Problem to work on: Note how many lines include the word "Basic", and give that number by itself.

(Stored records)
|---|

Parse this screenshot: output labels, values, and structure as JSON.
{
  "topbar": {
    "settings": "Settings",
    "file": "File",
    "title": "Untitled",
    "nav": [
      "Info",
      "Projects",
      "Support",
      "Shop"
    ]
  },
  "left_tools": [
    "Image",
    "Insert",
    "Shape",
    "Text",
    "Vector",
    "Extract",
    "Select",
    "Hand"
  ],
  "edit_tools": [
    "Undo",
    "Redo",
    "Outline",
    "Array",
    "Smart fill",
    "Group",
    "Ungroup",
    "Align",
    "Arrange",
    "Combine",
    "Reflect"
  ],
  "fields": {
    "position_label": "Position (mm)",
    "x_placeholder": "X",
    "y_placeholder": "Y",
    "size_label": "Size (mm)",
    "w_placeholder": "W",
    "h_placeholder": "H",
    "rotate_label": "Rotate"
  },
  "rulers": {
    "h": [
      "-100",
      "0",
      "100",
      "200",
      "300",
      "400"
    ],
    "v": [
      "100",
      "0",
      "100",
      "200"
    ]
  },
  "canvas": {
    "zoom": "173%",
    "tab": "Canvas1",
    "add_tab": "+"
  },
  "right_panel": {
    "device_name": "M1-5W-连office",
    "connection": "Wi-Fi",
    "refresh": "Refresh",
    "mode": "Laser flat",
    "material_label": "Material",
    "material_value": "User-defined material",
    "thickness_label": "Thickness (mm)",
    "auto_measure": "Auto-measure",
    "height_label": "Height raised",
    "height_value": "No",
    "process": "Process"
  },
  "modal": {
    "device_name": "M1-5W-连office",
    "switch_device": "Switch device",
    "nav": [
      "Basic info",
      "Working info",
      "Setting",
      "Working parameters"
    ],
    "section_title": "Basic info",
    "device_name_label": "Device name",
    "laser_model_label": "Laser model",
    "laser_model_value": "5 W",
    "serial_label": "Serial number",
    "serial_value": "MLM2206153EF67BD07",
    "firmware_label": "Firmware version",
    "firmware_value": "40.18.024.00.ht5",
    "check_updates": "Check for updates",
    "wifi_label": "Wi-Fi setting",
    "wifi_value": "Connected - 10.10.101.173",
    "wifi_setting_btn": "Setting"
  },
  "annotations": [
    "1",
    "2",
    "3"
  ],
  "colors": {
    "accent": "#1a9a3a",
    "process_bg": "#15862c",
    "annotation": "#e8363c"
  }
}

|---|

Written response: 2